-- BEGIN DATA FOR THIS EXERCISE --

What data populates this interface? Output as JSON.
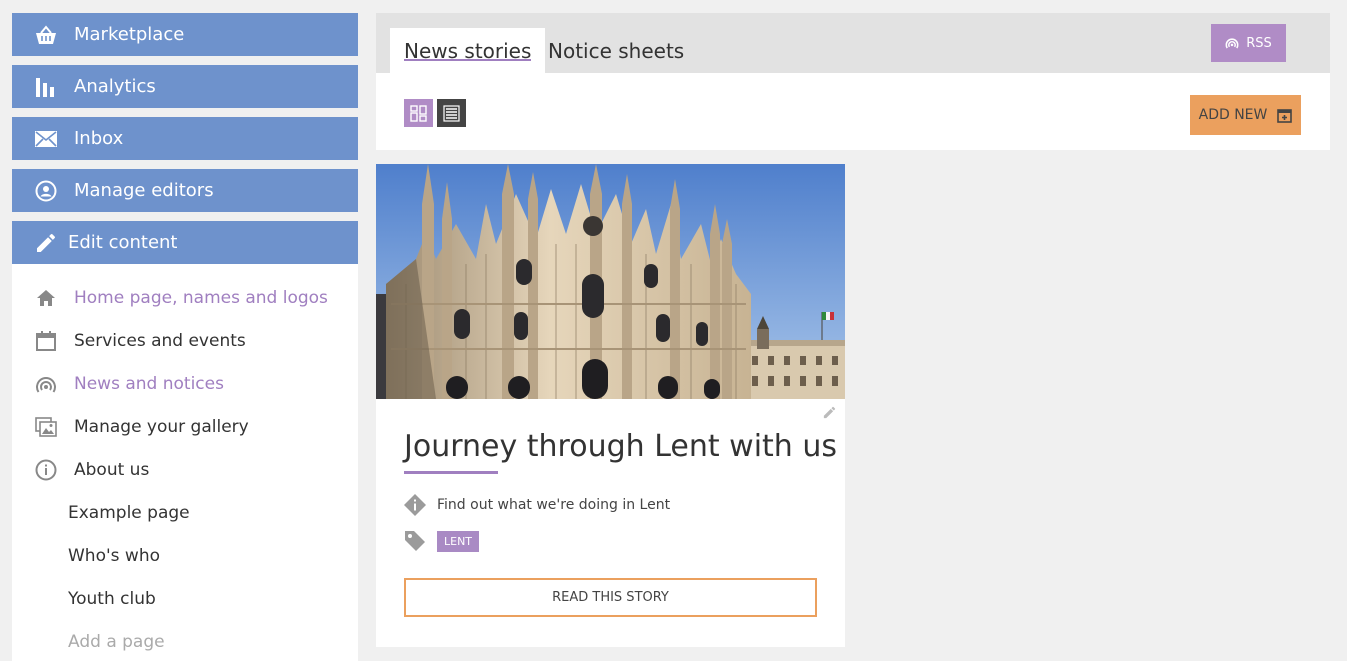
{
  "sidebar": {
    "main_items": [
      {
        "label": "Marketplace",
        "icon": "basket-icon"
      },
      {
        "label": "Analytics",
        "icon": "bar-chart-icon"
      },
      {
        "label": "Inbox",
        "icon": "envelope-icon"
      },
      {
        "label": "Manage editors",
        "icon": "user-circle-icon"
      },
      {
        "label": "Edit content",
        "icon": "pencil-icon"
      }
    ],
    "sub_items": [
      {
        "label": "Home page, names and logos",
        "icon": "home-icon"
      },
      {
        "label": "Services and events",
        "icon": "calendar-icon"
      },
      {
        "label": "News and notices",
        "icon": "broadcast-icon"
      },
      {
        "label": "Manage your gallery",
        "icon": "gallery-icon"
      },
      {
        "label": "About us",
        "icon": "info-circle-icon"
      }
    ],
    "child_items": [
      "Example page",
      "Who's who",
      "Youth club"
    ],
    "add_page_label": "Add a page"
  },
  "tabs": [
    {
      "label": "News stories",
      "active": true
    },
    {
      "label": "Notice sheets",
      "active": false
    }
  ],
  "rss_label": "RSS",
  "add_new_label": "ADD NEW",
  "story": {
    "title": "Journey through Lent with us",
    "summary": "Find out what we're doing in Lent",
    "tag": "LENT",
    "read_label": "READ THIS STORY"
  },
  "colors": {
    "nav_blue": "#6e92cc",
    "accent_purple": "#a07fc0",
    "accent_orange": "#eba05e"
  }
}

-- END DATA FOR THIS EXERCISE --

▸ **AIM OF THE TASK**
Count the lines that hold the string "page", and reply with that number alone.

▸ **ANSWER FOR THIS EXERCISE**
3